+++ PROVIDED RECORDS

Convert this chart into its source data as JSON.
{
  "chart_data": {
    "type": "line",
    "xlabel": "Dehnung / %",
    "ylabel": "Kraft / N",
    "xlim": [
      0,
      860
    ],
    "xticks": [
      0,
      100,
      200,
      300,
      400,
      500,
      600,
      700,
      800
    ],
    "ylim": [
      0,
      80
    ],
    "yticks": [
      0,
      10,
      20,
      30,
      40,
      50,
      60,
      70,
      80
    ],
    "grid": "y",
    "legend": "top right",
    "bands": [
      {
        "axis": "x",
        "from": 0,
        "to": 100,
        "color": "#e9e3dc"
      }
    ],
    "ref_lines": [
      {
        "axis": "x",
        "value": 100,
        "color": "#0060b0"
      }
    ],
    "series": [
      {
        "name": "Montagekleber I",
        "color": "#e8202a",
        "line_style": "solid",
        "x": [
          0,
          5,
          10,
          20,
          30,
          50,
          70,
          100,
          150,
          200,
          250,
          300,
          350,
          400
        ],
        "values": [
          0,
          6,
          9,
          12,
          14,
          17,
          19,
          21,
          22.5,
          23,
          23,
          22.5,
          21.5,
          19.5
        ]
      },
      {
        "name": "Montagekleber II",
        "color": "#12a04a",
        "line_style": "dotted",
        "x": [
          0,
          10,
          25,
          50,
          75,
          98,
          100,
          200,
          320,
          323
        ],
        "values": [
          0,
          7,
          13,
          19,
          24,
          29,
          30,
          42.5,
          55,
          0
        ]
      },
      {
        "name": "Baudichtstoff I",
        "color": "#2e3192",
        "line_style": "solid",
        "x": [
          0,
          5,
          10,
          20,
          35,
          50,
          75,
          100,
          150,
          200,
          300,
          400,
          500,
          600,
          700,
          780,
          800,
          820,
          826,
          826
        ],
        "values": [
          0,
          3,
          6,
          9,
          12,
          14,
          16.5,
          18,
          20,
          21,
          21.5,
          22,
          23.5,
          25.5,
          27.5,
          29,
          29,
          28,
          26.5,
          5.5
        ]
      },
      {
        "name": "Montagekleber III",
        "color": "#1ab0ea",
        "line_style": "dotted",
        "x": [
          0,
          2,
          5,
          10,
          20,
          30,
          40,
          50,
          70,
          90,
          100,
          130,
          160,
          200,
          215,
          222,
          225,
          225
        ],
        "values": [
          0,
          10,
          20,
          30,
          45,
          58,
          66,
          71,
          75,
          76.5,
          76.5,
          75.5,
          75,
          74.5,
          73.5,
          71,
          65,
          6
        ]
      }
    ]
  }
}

++++++
+++ PROVIDED RECORDS

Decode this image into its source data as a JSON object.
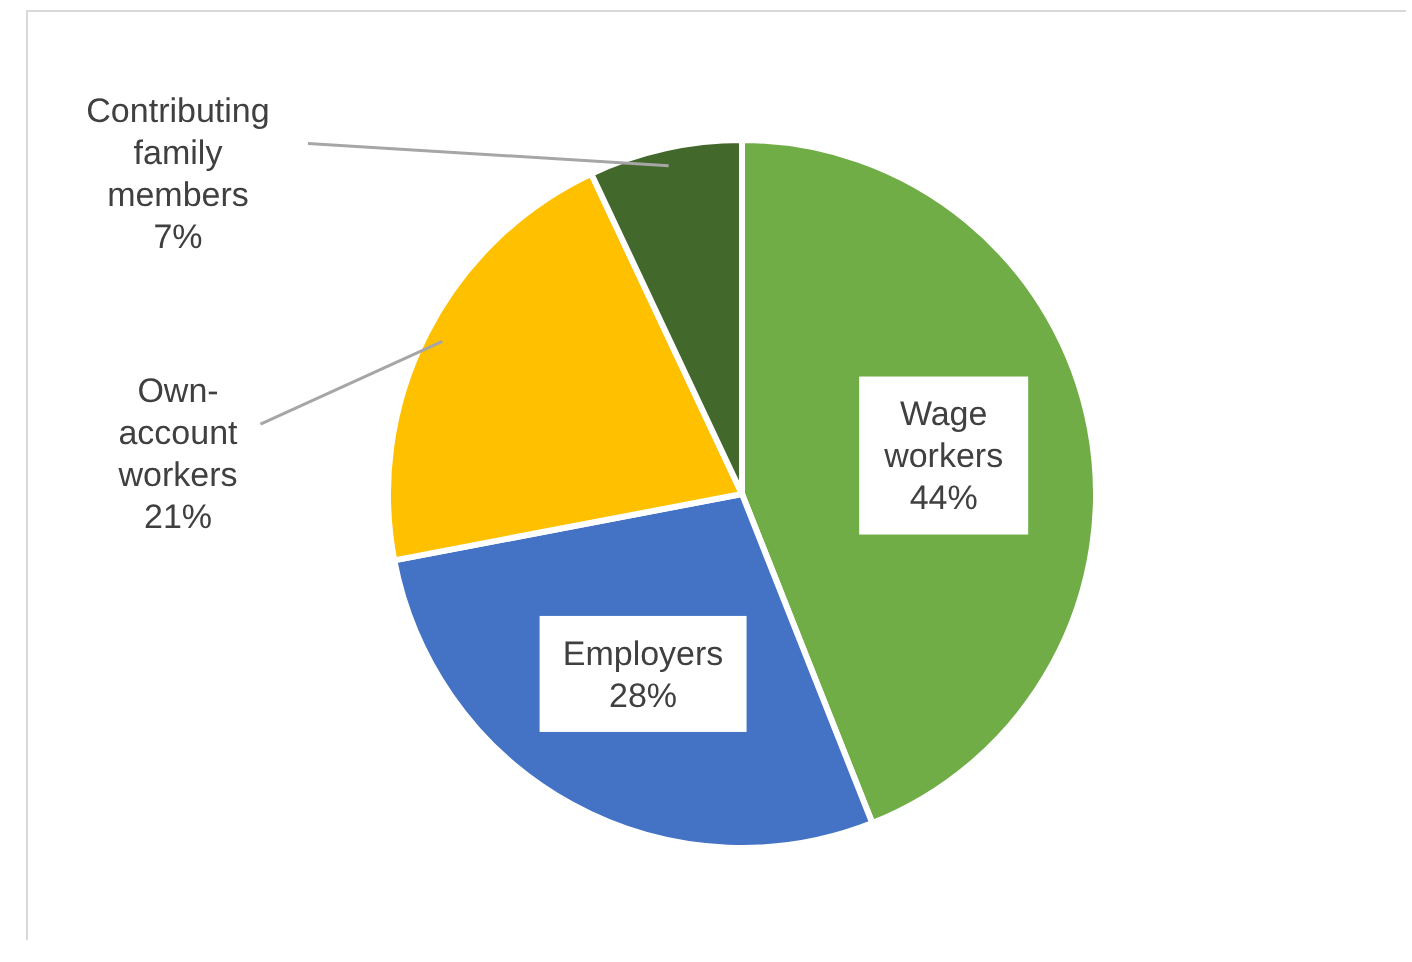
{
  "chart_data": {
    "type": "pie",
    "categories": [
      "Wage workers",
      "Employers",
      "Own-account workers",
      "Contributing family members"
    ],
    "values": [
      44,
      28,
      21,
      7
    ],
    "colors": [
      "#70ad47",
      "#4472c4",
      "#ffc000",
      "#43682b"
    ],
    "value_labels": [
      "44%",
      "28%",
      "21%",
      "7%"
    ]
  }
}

++++++

EXERCISE ->
Give the number of lines in the material above that have the word "into" in them, and nothing more.

RESULT OF THIS TASK ->
2